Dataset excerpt
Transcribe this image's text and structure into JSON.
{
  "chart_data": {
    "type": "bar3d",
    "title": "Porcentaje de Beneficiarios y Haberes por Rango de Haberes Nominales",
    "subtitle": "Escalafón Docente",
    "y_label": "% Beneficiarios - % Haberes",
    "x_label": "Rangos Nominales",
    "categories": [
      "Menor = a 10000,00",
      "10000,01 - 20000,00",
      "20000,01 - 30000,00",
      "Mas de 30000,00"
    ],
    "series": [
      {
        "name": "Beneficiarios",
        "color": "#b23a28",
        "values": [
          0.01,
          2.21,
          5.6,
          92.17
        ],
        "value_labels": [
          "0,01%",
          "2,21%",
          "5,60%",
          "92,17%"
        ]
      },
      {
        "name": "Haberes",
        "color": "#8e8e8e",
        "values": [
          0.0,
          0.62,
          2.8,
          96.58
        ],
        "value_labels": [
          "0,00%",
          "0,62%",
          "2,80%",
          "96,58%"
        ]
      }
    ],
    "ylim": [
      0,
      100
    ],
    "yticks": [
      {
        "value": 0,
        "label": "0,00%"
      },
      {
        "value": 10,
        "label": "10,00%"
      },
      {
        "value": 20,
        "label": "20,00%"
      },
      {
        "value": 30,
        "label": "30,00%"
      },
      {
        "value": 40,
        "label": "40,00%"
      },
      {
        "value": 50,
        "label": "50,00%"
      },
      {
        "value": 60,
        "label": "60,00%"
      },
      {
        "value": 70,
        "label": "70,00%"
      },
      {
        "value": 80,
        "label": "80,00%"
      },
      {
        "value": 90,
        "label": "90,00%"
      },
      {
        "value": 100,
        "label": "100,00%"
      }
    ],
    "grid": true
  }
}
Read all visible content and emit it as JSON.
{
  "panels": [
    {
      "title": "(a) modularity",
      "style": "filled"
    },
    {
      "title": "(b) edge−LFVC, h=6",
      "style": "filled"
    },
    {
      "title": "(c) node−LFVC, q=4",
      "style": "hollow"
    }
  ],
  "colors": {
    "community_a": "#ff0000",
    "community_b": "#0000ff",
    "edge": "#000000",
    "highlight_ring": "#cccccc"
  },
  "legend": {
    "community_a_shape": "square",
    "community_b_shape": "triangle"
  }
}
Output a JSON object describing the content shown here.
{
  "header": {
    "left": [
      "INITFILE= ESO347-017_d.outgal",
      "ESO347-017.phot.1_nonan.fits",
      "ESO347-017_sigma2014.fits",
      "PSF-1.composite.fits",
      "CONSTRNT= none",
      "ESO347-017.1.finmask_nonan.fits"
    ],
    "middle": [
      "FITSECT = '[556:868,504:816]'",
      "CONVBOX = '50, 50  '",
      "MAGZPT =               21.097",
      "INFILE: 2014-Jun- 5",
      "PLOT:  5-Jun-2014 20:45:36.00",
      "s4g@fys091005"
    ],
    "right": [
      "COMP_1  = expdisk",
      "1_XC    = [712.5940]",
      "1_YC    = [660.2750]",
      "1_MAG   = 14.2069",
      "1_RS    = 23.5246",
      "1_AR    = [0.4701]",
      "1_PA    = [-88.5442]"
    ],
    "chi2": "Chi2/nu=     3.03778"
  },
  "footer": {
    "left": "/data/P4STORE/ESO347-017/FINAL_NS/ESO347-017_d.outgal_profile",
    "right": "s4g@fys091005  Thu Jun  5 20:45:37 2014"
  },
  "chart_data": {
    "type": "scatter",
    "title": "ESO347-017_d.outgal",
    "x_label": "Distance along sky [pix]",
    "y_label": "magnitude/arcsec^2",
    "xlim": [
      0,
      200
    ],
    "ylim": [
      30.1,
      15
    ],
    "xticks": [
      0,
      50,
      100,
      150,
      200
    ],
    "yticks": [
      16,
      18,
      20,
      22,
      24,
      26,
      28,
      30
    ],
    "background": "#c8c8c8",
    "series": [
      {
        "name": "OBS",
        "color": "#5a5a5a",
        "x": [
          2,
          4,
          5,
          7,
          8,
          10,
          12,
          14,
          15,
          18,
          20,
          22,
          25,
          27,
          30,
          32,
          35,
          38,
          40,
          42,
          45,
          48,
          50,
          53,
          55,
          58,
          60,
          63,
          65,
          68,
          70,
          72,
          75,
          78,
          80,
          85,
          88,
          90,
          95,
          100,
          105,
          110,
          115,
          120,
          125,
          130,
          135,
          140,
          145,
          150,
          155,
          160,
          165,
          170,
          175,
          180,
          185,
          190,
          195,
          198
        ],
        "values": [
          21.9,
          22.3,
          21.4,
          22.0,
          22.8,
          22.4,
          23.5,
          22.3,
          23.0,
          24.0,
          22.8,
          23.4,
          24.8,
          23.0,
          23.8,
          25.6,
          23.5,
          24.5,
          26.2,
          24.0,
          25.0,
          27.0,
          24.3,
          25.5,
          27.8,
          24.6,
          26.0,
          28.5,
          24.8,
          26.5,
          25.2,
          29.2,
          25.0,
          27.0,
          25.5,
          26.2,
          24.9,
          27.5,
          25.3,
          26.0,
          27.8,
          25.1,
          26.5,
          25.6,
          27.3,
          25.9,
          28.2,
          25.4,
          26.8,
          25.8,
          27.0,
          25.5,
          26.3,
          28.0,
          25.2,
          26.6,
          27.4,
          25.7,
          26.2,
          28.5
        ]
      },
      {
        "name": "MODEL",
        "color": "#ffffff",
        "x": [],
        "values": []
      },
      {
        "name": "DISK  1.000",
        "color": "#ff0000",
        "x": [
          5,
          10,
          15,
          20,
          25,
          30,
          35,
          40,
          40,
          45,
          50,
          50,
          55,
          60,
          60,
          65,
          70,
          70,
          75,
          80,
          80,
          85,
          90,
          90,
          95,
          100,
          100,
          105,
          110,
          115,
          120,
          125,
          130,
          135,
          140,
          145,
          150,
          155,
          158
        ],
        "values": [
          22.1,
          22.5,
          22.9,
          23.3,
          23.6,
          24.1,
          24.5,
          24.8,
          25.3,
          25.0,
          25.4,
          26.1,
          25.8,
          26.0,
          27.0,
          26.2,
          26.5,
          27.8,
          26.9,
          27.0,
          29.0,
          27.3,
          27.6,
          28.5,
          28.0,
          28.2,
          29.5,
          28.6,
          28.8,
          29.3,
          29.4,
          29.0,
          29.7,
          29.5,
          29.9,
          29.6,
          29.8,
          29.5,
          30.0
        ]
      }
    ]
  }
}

JOB
All of the entries above must be quoted exactly.

THE COMPLETED TASK
Transcribe this image's text and structure into JSON.
{
  "chart_data": {
    "type": "bar3d",
    "title": "Porcentaje de Beneficiarios y Haberes por Rango de Haberes Nominales",
    "subtitle": "Escalafón Docente",
    "y_label": "% Beneficiarios - % Haberes",
    "x_label": "Rangos Nominales",
    "categories": [
      "Menor = a 10000,00",
      "10000,01 - 20000,00",
      "20000,01 - 30000,00",
      "Mas de 30000,00"
    ],
    "series": [
      {
        "name": "Beneficiarios",
        "color": "#b23a28",
        "values": [
          0.01,
          2.21,
          5.6,
          92.17
        ],
        "value_labels": [
          "0,01%",
          "2,21%",
          "5,60%",
          "92,17%"
        ]
      },
      {
        "name": "Haberes",
        "color": "#8e8e8e",
        "values": [
          0.0,
          0.62,
          2.8,
          96.58
        ],
        "value_labels": [
          "0,00%",
          "0,62%",
          "2,80%",
          "96,58%"
        ]
      }
    ],
    "ylim": [
      0,
      100
    ],
    "yticks": [
      {
        "value": 0,
        "label": "0,00%"
      },
      {
        "value": 10,
        "label": "10,00%"
      },
      {
        "value": 20,
        "label": "20,00%"
      },
      {
        "value": 30,
        "label": "30,00%"
      },
      {
        "value": 40,
        "label": "40,00%"
      },
      {
        "value": 50,
        "label": "50,00%"
      },
      {
        "value": 60,
        "label": "60,00%"
      },
      {
        "value": 70,
        "label": "70,00%"
      },
      {
        "value": 80,
        "label": "80,00%"
      },
      {
        "value": 90,
        "label": "90,00%"
      },
      {
        "value": 100,
        "label": "100,00%"
      }
    ],
    "grid": true
  }
}
Read all visible content and emit it as JSON.
{
  "panels": [
    {
      "title": "(a) modularity",
      "style": "filled"
    },
    {
      "title": "(b) edge−LFVC, h=6",
      "style": "filled"
    },
    {
      "title": "(c) node−LFVC, q=4",
      "style": "hollow"
    }
  ],
  "colors": {
    "community_a": "#ff0000",
    "community_b": "#0000ff",
    "edge": "#000000",
    "highlight_ring": "#cccccc"
  },
  "legend": {
    "community_a_shape": "square",
    "community_b_shape": "triangle"
  }
}
Output a JSON object describing the content shown here.
{
  "header": {
    "left": [
      "INITFILE= ESO347-017_d.outgal",
      "ESO347-017.phot.1_nonan.fits",
      "ESO347-017_sigma2014.fits",
      "PSF-1.composite.fits",
      "CONSTRNT= none",
      "ESO347-017.1.finmask_nonan.fits"
    ],
    "middle": [
      "FITSECT = '[556:868,504:816]'",
      "CONVBOX = '50, 50  '",
      "MAGZPT =               21.097",
      "INFILE: 2014-Jun- 5",
      "PLOT:  5-Jun-2014 20:45:36.00",
      "s4g@fys091005"
    ],
    "right": [
      "COMP_1  = expdisk",
      "1_XC    = [712.5940]",
      "1_YC    = [660.2750]",
      "1_MAG   = 14.2069",
      "1_RS    = 23.5246",
      "1_AR    = [0.4701]",
      "1_PA    = [-88.5442]"
    ],
    "chi2": "Chi2/nu=     3.03778"
  },
  "footer": {
    "left": "/data/P4STORE/ESO347-017/FINAL_NS/ESO347-017_d.outgal_profile",
    "right": "s4g@fys091005  Thu Jun  5 20:45:37 2014"
  },
  "chart_data": {
    "type": "scatter",
    "title": "ESO347-017_d.outgal",
    "x_label": "Distance along sky [pix]",
    "y_label": "magnitude/arcsec^2",
    "xlim": [
      0,
      200
    ],
    "ylim": [
      30.1,
      15
    ],
    "xticks": [
      0,
      50,
      100,
      150,
      200
    ],
    "yticks": [
      16,
      18,
      20,
      22,
      24,
      26,
      28,
      30
    ],
    "background": "#c8c8c8",
    "series": [
      {
        "name": "OBS",
        "color": "#5a5a5a",
        "x": [
          2,
          4,
          5,
          7,
          8,
          10,
          12,
          14,
          15,
          18,
          20,
          22,
          25,
          27,
          30,
          32,
          35,
          38,
          40,
          42,
          45,
          48,
          50,
          53,
          55,
          58,
          60,
          63,
          65,
          68,
          70,
          72,
          75,
          78,
          80,
          85,
          88,
          90,
          95,
          100,
          105,
          110,
          115,
          120,
          125,
          130,
          135,
          140,
          145,
          150,
          155,
          160,
          165,
          170,
          175,
          180,
          185,
          190,
          195,
          198
        ],
        "values": [
          21.9,
          22.3,
          21.4,
          22.0,
          22.8,
          22.4,
          23.5,
          22.3,
          23.0,
          24.0,
          22.8,
          23.4,
          24.8,
          23.0,
          23.8,
          25.6,
          23.5,
          24.5,
          26.2,
          24.0,
          25.0,
          27.0,
          24.3,
          25.5,
          27.8,
          24.6,
          26.0,
          28.5,
          24.8,
          26.5,
          25.2,
          29.2,
          25.0,
          27.0,
          25.5,
          26.2,
          24.9,
          27.5,
          25.3,
          26.0,
          27.8,
          25.1,
          26.5,
          25.6,
          27.3,
          25.9,
          28.2,
          25.4,
          26.8,
          25.8,
          27.0,
          25.5,
          26.3,
          28.0,
          25.2,
          26.6,
          27.4,
          25.7,
          26.2,
          28.5
        ]
      },
      {
        "name": "MODEL",
        "color": "#ffffff",
        "x": [],
        "values": []
      },
      {
        "name": "DISK  1.000",
        "color": "#ff0000",
        "x": [
          5,
          10,
          15,
          20,
          25,
          30,
          35,
          40,
          40,
          45,
          50,
          50,
          55,
          60,
          60,
          65,
          70,
          70,
          75,
          80,
          80,
          85,
          90,
          90,
          95,
          100,
          100,
          105,
          110,
          115,
          120,
          125,
          130,
          135,
          140,
          145,
          150,
          155,
          158
        ],
        "values": [
          22.1,
          22.5,
          22.9,
          23.3,
          23.6,
          24.1,
          24.5,
          24.8,
          25.3,
          25.0,
          25.4,
          26.1,
          25.8,
          26.0,
          27.0,
          26.2,
          26.5,
          27.8,
          26.9,
          27.0,
          29.0,
          27.3,
          27.6,
          28.5,
          28.0,
          28.2,
          29.5,
          28.6,
          28.8,
          29.3,
          29.4,
          29.0,
          29.7,
          29.5,
          29.9,
          29.6,
          29.8,
          29.5,
          30.0
        ]
      }
    ]
  }
}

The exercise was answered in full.